## What you will do
Count how many lines hold the string "this". Give that number alone.

#####

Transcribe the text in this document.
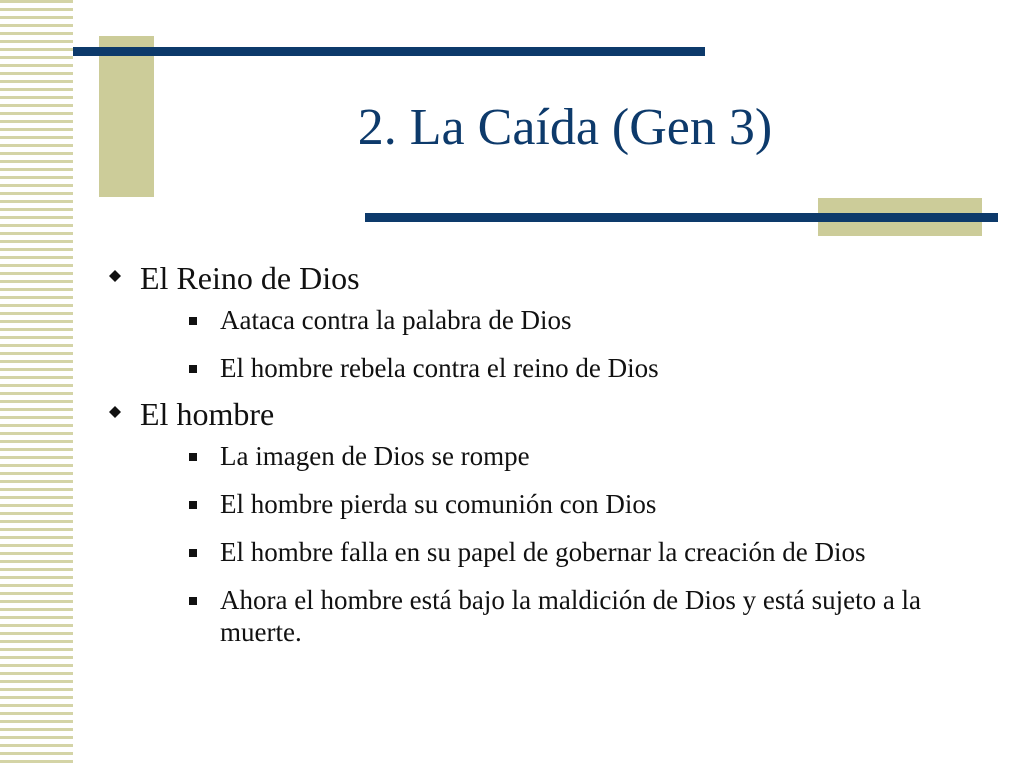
2. La Caída (Gen 3)
El Reino de Dios
Aataca contra la palabra de Dios
El hombre rebela contra el reino de Dios
El hombre
La imagen de Dios se rompe
El hombre pierda su comunión con Dios
El hombre falla en su papel de gobernar la creación de Dios
Ahora el hombre está bajo la maldición de Dios y está sujeto a la muerte.
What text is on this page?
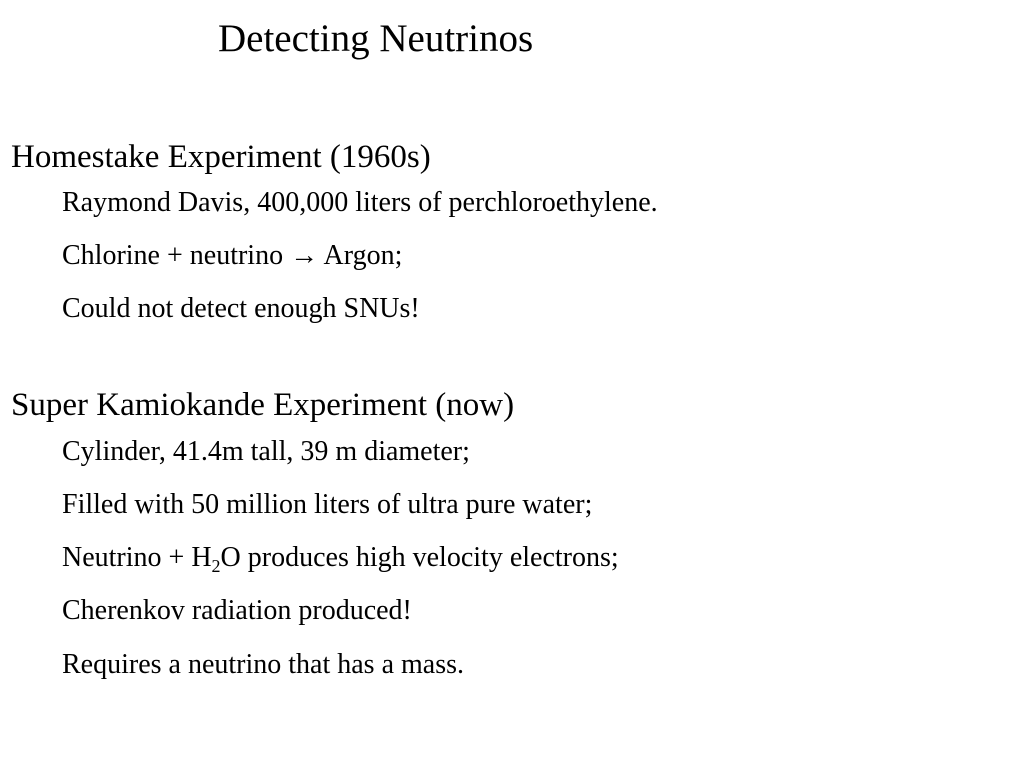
Detecting Neutrinos
Homestake Experiment (1960s)
Raymond Davis, 400,000 liters of perchloroethylene.
Chlorine + neutrino → Argon;
Could not detect enough SNUs!
Super Kamiokande Experiment (now)
Cylinder, 41.4m tall, 39 m diameter;
Filled with 50 million liters of ultra pure water;
Neutrino + $H_2O$ produces high velocity electrons;
Cherenkov radiation produced!
Requires a neutrino that has a mass.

#####

## Exercise solution
2